Aim of the exercise: For every line in the records that has the word "name", make a copy.

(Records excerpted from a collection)
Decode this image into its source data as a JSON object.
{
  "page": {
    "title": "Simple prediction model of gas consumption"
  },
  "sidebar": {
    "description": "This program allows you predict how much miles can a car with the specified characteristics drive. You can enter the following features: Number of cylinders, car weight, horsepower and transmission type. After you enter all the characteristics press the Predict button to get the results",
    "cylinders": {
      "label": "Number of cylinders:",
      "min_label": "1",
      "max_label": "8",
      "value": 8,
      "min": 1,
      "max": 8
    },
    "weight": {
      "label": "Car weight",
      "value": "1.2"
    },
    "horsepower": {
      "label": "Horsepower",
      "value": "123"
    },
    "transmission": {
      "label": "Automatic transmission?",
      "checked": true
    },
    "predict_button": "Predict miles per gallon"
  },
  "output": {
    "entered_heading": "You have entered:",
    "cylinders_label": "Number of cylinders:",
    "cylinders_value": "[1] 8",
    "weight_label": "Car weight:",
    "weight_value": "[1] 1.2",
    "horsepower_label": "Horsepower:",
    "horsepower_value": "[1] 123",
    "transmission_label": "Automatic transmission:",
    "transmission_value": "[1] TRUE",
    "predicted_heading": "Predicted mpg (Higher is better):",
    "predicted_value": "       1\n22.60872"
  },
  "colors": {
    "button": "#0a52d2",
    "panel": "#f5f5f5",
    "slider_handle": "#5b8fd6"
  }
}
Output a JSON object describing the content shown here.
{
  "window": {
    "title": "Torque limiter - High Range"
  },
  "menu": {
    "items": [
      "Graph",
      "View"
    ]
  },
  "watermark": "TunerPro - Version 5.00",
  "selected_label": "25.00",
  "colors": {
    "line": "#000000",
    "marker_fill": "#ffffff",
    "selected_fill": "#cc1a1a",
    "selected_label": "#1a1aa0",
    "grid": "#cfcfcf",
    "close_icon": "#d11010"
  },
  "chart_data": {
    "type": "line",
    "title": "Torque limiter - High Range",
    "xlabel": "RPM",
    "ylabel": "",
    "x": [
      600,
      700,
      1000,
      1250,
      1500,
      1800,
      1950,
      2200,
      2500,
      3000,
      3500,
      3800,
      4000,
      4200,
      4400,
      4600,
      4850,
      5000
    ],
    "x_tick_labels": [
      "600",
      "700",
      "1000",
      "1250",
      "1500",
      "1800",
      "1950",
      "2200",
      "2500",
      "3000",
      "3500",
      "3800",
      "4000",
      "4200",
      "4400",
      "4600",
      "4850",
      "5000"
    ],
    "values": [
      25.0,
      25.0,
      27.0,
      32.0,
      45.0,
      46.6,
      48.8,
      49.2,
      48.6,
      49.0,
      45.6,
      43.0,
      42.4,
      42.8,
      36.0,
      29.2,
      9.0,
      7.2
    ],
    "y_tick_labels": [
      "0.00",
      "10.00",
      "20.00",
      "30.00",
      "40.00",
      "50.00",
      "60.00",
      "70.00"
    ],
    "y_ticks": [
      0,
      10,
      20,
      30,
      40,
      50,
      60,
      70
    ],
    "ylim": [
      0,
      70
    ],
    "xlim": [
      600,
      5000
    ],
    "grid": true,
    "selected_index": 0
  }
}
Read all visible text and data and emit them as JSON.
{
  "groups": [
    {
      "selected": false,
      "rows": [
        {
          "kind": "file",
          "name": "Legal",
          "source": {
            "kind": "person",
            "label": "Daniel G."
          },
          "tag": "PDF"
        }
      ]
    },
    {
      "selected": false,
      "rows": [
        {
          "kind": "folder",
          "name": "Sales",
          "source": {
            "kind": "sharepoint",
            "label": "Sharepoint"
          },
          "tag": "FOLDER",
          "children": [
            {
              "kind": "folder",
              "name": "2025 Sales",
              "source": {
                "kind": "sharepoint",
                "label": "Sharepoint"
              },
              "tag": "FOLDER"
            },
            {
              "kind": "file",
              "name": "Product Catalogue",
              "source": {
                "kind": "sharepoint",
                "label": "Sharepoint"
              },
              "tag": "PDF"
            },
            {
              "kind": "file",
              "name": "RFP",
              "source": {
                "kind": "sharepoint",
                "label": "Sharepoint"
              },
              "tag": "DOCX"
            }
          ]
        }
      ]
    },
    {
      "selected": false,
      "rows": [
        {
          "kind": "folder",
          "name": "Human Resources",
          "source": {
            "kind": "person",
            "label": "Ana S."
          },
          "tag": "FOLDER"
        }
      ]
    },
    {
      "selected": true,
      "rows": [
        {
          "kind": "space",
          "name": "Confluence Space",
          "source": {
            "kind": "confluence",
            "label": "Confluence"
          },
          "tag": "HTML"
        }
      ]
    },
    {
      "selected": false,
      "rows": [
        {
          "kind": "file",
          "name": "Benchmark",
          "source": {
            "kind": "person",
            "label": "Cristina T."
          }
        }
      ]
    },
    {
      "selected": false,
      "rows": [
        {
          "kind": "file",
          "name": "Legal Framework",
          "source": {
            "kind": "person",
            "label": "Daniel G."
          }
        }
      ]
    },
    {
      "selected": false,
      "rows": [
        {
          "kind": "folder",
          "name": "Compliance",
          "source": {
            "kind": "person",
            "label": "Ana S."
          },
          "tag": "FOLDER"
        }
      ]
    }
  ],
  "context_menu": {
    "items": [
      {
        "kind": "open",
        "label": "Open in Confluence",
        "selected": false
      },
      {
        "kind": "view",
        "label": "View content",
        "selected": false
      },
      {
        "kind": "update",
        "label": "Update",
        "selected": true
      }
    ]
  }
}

The output:
          "name": "Legal",
          "name": "Sales",
              "name": "2025 Sales",
              "name": "Product Catalogue",
              "name": "RFP",
          "name": "Human Resources",
          "name": "Confluence Space",
          "name": "Benchmark",
          "name": "Legal Framework",
          "name": "Compliance",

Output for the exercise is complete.